- [Your objective]
Report each line of the records that contains the string "highlight", copying every such line in full.
▼▼▼
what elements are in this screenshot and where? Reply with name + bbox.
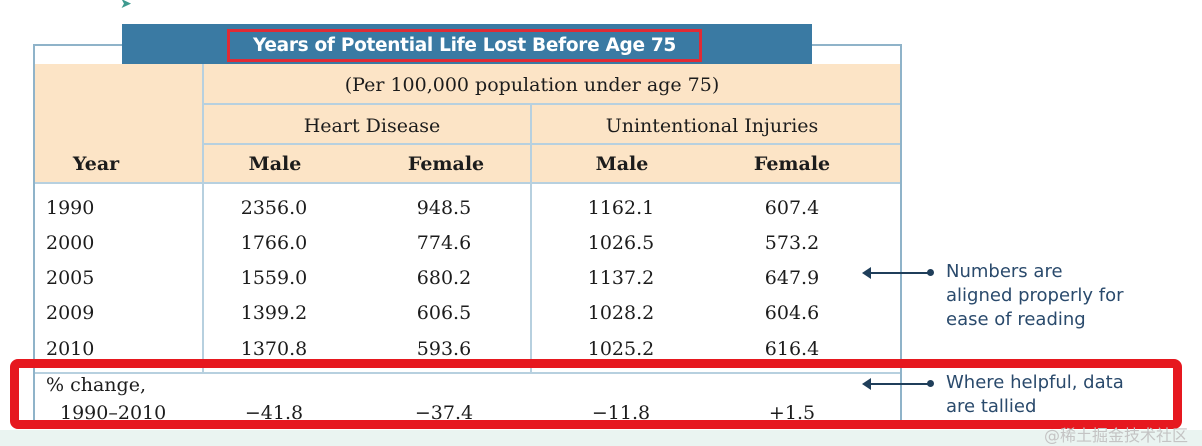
annotation-line: Where helpful, data <box>946 372 1124 393</box>
column-header: Male <box>595 153 649 175</box>
table-title: Years of Potential Life Lost Before Age … <box>253 35 676 56</box>
grid-line <box>202 64 204 374</box>
arrow-left-icon <box>862 267 934 279</box>
table-cell: 2356.0 <box>240 197 308 219</box>
table-subtitle: (Per 100,000 population under age 75) <box>344 74 720 96</box>
watermark: @稀土掘金技术社区 <box>1043 426 1188 445</box>
table-cell: 948.5 <box>416 197 472 219</box>
grid-line <box>35 372 900 374</box>
table-cell: 680.2 <box>416 267 472 289</box>
row-year: 1990 <box>46 197 95 219</box>
table-cell: 1559.0 <box>240 267 308 289</box>
table-cell: 616.4 <box>764 338 820 360</box>
table-cell: 774.6 <box>416 232 472 254</box>
annotation-line: ease of reading <box>946 309 1086 330</box>
table-cell: 606.5 <box>416 302 472 324</box>
title-highlight-box: Years of Potential Life Lost Before Age … <box>227 29 702 62</box>
table-cell: 1137.2 <box>587 267 655 289</box>
table-cell: 604.6 <box>764 302 820 324</box>
table-cell: 593.6 <box>416 338 472 360</box>
row-year: 2005 <box>46 267 95 289</box>
change-label-range: 1990–2010 <box>60 402 167 424</box>
column-header: Female <box>753 153 831 175</box>
year-header: Year <box>72 153 120 175</box>
change-cell: +1.5 <box>768 402 816 424</box>
table-cell: 607.4 <box>764 197 820 219</box>
grid-line <box>202 143 900 145</box>
row-year: 2010 <box>46 338 95 360</box>
change-cell: −11.8 <box>591 402 651 424</box>
annotation-line: aligned properly for <box>946 285 1124 306</box>
change-cell: −41.8 <box>244 402 304 424</box>
table-cell: 1026.5 <box>587 232 655 254</box>
group-heart-disease: Heart Disease <box>303 115 441 137</box>
table-cell: 573.2 <box>764 232 820 254</box>
table-cell: 1766.0 <box>240 232 308 254</box>
bottom-strip <box>0 430 1202 446</box>
change-cell: −37.4 <box>414 402 474 424</box>
grid-line <box>530 104 532 374</box>
header-fill <box>35 64 900 182</box>
grid-line <box>35 182 900 184</box>
group-unintentional-injuries: Unintentional Injuries <box>605 115 819 137</box>
arrow-icon: ➤ <box>120 0 132 12</box>
column-header: Female <box>407 153 485 175</box>
arrow-left-icon <box>862 378 934 390</box>
column-header: Male <box>248 153 302 175</box>
annotation-line: are tallied <box>946 396 1037 417</box>
table-cell: 1028.2 <box>587 302 655 324</box>
table-cell: 1162.1 <box>587 197 655 219</box>
grid-line <box>202 103 900 105</box>
highlight-box <box>10 359 1182 429</box>
row-year: 2009 <box>46 302 95 324</box>
table-cell: 1025.2 <box>587 338 655 360</box>
table-cell: 647.9 <box>764 267 820 289</box>
table-cell: 1399.2 <box>240 302 308 324</box>
change-label: % change, <box>46 374 146 396</box>
annotation-aligned: Numbers are aligned properly for ease of… <box>946 260 1124 332</box>
annotation-tallied: Where helpful, data are tallied <box>946 371 1124 419</box>
annotation-line: Numbers are <box>946 261 1063 282</box>
row-year: 2000 <box>46 232 95 254</box>
table-cell: 1370.8 <box>240 338 308 360</box>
▲▲▲
- [Task solution]
title-highlight-box: Years of Potential Life Lost Before Age … <box>227 29 702 62</box>
highlight-box <box>10 359 1182 429</box>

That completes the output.